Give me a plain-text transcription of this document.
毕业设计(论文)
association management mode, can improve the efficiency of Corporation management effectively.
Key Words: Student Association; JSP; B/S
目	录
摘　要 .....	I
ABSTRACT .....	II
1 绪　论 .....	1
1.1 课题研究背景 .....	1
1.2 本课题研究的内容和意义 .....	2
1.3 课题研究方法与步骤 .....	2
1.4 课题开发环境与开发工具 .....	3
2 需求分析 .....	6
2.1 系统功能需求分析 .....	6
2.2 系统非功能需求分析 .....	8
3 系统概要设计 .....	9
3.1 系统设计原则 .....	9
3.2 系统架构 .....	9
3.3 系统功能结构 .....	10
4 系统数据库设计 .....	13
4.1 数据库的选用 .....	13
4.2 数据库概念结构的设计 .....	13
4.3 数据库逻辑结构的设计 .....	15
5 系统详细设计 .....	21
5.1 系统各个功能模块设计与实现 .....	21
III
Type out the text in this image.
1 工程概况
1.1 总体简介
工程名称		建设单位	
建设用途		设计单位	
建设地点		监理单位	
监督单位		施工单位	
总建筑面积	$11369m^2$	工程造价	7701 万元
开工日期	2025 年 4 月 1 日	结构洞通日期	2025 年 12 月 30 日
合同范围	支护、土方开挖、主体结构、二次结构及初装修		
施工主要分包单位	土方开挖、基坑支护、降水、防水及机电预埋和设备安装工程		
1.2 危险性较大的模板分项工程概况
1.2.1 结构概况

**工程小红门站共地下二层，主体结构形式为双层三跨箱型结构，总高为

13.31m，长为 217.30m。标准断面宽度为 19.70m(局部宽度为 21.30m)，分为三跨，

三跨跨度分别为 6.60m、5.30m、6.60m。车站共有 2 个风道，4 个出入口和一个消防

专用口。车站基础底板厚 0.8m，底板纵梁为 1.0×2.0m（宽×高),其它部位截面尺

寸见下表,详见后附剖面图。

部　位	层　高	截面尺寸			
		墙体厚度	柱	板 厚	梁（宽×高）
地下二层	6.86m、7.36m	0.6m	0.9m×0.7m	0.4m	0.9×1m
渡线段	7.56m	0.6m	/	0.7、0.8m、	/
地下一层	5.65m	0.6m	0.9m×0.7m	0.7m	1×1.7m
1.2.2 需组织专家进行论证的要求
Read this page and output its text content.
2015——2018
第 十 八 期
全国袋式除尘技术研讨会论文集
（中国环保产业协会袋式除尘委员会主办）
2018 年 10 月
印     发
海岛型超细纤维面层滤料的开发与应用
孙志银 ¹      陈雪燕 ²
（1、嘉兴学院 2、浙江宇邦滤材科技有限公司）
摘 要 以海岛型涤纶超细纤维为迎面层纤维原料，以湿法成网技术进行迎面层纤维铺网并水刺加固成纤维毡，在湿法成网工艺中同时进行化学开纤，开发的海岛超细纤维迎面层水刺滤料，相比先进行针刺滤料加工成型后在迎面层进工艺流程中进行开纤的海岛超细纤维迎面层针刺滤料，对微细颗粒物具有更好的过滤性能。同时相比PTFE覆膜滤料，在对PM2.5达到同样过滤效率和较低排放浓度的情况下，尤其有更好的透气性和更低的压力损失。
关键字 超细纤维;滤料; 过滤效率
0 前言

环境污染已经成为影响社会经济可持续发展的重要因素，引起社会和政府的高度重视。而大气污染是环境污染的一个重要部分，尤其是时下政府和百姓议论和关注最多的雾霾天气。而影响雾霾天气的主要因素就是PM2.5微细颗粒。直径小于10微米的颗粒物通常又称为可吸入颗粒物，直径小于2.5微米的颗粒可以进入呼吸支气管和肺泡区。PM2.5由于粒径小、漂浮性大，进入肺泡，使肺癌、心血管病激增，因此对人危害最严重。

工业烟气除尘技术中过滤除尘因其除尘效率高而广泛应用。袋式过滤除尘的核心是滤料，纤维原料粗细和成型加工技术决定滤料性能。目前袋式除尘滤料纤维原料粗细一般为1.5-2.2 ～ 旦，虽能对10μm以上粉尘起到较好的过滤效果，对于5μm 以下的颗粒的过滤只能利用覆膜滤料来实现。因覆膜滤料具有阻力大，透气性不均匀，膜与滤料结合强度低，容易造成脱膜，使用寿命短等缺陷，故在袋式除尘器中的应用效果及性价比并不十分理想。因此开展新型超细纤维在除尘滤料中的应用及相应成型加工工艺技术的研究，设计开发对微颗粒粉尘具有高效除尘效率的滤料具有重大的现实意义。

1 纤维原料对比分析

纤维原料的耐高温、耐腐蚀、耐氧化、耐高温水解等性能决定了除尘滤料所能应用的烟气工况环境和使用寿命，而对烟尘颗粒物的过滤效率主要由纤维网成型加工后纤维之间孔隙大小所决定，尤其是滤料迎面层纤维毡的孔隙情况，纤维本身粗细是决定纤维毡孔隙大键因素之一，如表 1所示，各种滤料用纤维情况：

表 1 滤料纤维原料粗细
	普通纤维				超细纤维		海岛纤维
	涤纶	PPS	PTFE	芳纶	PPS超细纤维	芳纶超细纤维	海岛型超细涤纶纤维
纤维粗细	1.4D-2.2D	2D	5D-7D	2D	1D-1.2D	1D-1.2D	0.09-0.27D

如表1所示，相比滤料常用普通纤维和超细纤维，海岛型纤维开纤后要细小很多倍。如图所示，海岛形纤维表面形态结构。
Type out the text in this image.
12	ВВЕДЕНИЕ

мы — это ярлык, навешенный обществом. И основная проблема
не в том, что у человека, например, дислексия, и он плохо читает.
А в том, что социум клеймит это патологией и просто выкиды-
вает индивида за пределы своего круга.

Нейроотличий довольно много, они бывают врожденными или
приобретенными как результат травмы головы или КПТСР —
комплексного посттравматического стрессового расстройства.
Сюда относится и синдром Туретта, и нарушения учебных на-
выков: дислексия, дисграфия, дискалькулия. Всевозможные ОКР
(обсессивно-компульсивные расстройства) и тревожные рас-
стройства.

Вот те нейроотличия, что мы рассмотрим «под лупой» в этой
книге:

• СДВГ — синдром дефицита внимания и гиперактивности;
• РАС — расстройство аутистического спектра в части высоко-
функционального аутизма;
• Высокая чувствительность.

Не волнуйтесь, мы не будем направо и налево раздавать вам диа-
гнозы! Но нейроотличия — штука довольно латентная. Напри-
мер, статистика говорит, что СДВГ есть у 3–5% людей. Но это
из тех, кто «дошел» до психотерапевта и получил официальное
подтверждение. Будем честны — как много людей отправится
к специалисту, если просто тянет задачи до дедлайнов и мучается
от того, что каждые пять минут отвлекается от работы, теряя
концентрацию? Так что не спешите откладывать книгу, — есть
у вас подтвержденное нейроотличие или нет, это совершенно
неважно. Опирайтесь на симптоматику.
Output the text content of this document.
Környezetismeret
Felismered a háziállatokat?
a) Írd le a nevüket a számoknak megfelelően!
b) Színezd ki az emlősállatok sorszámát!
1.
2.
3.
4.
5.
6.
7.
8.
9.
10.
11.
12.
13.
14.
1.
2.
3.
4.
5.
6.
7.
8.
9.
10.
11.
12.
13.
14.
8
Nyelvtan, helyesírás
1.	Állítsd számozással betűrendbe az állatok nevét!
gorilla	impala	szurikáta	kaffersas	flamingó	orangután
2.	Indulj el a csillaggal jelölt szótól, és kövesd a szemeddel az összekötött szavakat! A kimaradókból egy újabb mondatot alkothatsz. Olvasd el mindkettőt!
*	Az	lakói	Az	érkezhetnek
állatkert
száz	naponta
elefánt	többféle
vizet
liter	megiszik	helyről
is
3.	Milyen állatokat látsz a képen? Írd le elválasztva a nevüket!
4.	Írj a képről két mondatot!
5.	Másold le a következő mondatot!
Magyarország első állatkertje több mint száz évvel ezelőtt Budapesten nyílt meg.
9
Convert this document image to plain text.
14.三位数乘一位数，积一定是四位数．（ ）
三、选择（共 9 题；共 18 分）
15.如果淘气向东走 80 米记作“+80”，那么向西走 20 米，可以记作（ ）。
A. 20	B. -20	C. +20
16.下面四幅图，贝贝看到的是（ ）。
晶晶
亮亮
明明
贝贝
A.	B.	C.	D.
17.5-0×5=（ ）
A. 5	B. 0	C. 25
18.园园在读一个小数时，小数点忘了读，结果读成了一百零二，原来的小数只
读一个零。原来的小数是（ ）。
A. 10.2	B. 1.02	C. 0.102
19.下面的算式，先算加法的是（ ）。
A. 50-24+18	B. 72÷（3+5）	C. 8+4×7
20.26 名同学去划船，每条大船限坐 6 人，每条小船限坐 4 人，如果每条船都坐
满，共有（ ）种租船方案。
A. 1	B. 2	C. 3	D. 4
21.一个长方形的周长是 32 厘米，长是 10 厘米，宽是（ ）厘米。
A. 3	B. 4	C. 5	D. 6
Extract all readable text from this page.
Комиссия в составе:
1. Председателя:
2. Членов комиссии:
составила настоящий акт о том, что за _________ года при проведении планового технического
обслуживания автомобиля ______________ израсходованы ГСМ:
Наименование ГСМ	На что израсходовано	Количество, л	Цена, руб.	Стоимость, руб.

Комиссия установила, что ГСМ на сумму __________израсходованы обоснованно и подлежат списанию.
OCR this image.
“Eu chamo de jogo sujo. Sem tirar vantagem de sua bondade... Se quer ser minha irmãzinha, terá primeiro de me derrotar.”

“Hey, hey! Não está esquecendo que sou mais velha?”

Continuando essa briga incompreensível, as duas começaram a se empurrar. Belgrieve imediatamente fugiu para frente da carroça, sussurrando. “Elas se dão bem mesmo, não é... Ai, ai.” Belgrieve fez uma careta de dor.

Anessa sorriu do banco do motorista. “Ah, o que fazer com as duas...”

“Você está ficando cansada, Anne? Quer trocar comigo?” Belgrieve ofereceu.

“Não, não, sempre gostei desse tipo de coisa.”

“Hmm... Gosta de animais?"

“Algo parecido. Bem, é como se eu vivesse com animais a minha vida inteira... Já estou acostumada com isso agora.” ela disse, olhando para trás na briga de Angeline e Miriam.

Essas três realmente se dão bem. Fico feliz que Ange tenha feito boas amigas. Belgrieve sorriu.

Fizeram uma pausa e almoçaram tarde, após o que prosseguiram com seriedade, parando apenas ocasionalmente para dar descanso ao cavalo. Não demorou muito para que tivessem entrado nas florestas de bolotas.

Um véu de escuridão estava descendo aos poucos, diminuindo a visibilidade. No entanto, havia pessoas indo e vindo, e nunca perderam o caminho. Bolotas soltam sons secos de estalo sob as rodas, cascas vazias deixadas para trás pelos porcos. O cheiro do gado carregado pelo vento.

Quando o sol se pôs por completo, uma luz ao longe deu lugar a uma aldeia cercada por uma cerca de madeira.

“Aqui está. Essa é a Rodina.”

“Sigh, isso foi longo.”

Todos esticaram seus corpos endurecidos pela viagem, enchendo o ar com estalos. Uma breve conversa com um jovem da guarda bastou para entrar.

----------------

Task to carry out :: Return, word for word, every line from the line with "OCR this image." to the final line of the data.

Written reply ::
OCR this image.
“Eu chamo de jogo sujo. Sem tirar vantagem de sua bondade... Se quer ser minha irmãzinha, terá primeiro de me derrotar.”

“Hey, hey! Não está esquecendo que sou mais velha?”

Continuando essa briga incompreensível, as duas começaram a se empurrar. Belgrieve imediatamente fugiu para frente da carroça, sussurrando. “Elas se dão bem mesmo, não é... Ai, ai.” Belgrieve fez uma careta de dor.

Anessa sorriu do banco do motorista. “Ah, o que fazer com as duas...”

“Você está ficando cansada, Anne? Quer trocar comigo?” Belgrieve ofereceu.

“Não, não, sempre gostei desse tipo de coisa.”

“Hmm... Gosta de animais?"

“Algo parecido. Bem, é como se eu vivesse com animais a minha vida inteira... Já estou acostumada com isso agora.” ela disse, olhando para trás na briga de Angeline e Miriam.

Essas três realmente se dão bem. Fico feliz que Ange tenha feito boas amigas. Belgrieve sorriu.

Fizeram uma pausa e almoçaram tarde, após o que prosseguiram com seriedade, parando apenas ocasionalmente para dar descanso ao cavalo. Não demorou muito para que tivessem entrado nas florestas de bolotas.

Um véu de escuridão estava descendo aos poucos, diminuindo a visibilidade. No entanto, havia pessoas indo e vindo, e nunca perderam o caminho. Bolotas soltam sons secos de estalo sob as rodas, cascas vazias deixadas para trás pelos porcos. O cheiro do gado carregado pelo vento.

Quando o sol se pôs por completo, uma luz ao longe deu lugar a uma aldeia cercada por uma cerca de madeira.

“Aqui está. Essa é a Rodina.”

“Sigh, isso foi longo.”

Todos esticaram seus corpos endurecidos pela viagem, enchendo o ar com estalos. Uma breve conversa com um jovem da guarda bastou para entrar.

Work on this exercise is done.